SHORT EXERCISE:
Please transcribe the data below exactly. Leave the pictures out.

SUPPLIED DATA:
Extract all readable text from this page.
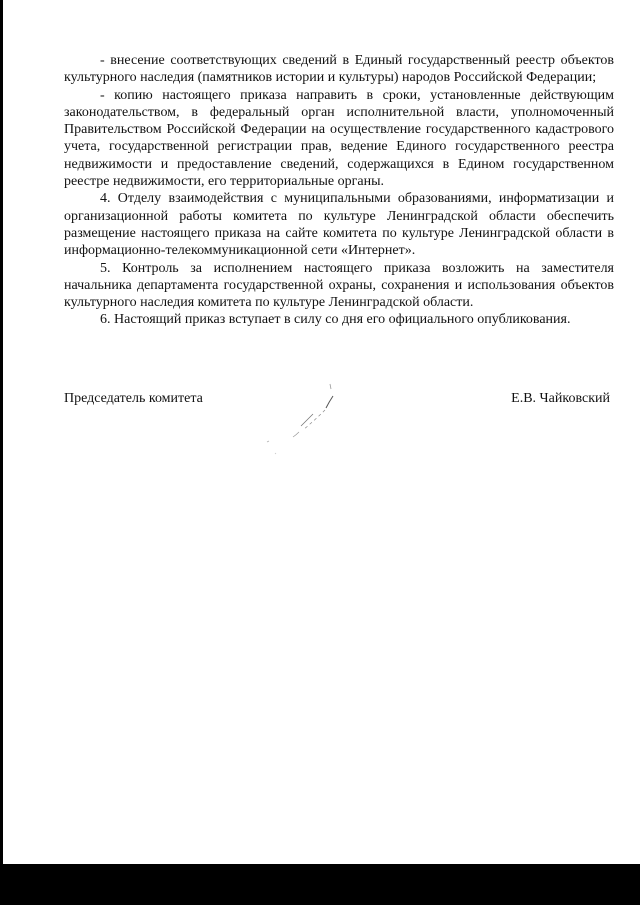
- внесение соответствующих сведений в Единый государственный реестр объектов культурного наследия (памятников истории и культуры) народов Российской Федерации;

- копию настоящего приказа направить в сроки, установленные действующим законодательством, в федеральный орган исполнительной власти, уполномоченный Правительством Российской Федерации на осуществление государственного кадастрового учета, государственной регистрации прав, ведение Единого государственного реестра недвижимости и предоставление сведений, содержащихся в Едином государственном реестре недвижимости, его территориальные органы.

4. Отделу взаимодействия с муниципальными образованиями, информатизации и организационной работы комитета по культуре Ленинградской области обеспечить размещение настоящего приказа на сайте комитета по культуре Ленинградской области в информационно-телекоммуникационной сети «Интернет».

5. Контроль за исполнением настоящего приказа возложить на заместителя начальника департамента государственной охраны, сохранения и использования объектов культурного наследия комитета по культуре Ленинградской области.

6. Настоящий приказ вступает в силу со дня его официального опубликования.

Председатель комитета	Е.В. Чайковский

TASK ANSWER:
Extract all readable text from this page.
- внесение соответствующих сведений в Единый государственный реестр объектов культурного наследия (памятников истории и культуры) народов Российской Федерации;

- копию настоящего приказа направить в сроки, установленные действующим законодательством, в федеральный орган исполнительной власти, уполномоченный Правительством Российской Федерации на осуществление государственного кадастрового учета, государственной регистрации прав, ведение Единого государственного реестра недвижимости и предоставление сведений, содержащихся в Едином государственном реестре недвижимости, его территориальные органы.

4. Отделу взаимодействия с муниципальными образованиями, информатизации и организационной работы комитета по культуре Ленинградской области обеспечить размещение настоящего приказа на сайте комитета по культуре Ленинградской области в информационно-телекоммуникационной сети «Интернет».

5. Контроль за исполнением настоящего приказа возложить на заместителя начальника департамента государственной охраны, сохранения и использования объектов культурного наследия комитета по культуре Ленинградской области.

6. Настоящий приказ вступает в силу со дня его официального опубликования.

Председатель комитета	Е.В. Чайковский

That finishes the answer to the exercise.